_Problem requirements_:
Check each line of the listing, and copy it if it contains the word "grid".
# START OF Given information
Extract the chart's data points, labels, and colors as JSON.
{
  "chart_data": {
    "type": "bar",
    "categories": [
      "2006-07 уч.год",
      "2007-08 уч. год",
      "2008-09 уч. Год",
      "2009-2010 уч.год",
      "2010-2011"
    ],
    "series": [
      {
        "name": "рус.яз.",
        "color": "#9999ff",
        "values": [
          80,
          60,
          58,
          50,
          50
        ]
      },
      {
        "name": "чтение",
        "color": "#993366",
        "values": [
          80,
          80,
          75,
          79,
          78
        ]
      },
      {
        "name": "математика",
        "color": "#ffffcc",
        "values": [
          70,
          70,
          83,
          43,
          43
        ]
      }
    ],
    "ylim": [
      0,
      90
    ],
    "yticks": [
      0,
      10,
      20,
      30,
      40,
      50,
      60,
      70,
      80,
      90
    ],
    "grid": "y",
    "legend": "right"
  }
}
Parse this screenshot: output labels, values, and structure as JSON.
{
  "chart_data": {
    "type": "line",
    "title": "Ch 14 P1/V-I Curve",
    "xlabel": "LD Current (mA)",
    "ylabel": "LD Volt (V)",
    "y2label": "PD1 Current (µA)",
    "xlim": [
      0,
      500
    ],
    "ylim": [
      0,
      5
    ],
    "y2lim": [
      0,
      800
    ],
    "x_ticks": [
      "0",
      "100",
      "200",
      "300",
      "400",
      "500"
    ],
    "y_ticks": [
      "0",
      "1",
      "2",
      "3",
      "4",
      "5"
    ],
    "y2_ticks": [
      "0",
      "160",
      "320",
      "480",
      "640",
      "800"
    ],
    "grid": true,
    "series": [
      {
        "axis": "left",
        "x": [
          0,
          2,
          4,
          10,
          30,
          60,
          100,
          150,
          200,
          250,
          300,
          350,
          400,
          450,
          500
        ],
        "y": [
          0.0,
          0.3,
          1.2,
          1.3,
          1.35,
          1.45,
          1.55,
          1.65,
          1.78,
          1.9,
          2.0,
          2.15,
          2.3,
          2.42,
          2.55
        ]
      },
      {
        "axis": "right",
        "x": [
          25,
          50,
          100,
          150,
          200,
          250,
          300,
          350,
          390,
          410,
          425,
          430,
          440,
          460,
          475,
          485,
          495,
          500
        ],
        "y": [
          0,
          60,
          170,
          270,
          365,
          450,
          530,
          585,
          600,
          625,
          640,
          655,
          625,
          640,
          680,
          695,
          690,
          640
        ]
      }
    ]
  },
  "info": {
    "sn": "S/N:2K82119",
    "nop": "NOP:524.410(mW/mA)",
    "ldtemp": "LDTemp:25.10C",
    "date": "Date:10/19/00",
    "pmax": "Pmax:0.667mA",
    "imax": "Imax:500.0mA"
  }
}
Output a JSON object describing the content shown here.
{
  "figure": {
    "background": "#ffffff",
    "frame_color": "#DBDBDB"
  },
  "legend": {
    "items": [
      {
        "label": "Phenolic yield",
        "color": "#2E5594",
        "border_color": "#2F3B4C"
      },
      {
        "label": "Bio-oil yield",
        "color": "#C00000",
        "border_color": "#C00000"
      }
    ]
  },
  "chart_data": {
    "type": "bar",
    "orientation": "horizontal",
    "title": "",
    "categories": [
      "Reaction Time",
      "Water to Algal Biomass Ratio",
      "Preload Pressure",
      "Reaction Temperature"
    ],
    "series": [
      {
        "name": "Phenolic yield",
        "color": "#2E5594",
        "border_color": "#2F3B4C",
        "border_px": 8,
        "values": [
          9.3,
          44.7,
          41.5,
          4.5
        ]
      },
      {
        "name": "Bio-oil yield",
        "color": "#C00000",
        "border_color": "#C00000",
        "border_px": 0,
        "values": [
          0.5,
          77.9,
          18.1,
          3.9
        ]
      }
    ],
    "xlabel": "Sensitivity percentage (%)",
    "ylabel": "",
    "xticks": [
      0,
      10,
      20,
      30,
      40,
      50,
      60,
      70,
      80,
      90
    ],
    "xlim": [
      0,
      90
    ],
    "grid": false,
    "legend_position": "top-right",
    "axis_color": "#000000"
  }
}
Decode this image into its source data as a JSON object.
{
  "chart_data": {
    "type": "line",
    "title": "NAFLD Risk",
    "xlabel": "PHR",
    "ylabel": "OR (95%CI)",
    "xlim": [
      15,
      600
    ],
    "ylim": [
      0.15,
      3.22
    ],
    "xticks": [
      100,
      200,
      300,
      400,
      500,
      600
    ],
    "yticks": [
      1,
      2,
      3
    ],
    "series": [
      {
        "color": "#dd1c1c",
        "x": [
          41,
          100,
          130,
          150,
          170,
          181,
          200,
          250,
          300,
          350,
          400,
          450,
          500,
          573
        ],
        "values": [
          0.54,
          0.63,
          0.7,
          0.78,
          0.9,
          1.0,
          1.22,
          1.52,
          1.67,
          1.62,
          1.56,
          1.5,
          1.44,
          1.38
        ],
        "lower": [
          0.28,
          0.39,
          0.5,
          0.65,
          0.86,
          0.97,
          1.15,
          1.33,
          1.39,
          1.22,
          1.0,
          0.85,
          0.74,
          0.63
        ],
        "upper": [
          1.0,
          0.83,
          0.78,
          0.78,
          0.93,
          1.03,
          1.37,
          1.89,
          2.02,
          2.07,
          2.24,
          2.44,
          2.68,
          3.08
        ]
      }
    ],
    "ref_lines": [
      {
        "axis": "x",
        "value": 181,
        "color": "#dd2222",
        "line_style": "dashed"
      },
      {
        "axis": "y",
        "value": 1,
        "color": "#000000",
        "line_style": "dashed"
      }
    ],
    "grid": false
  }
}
# END OF Given information
_Answer to this problem_:
    "grid": "y",
    "grid": true,
    "grid": false,
    "grid": false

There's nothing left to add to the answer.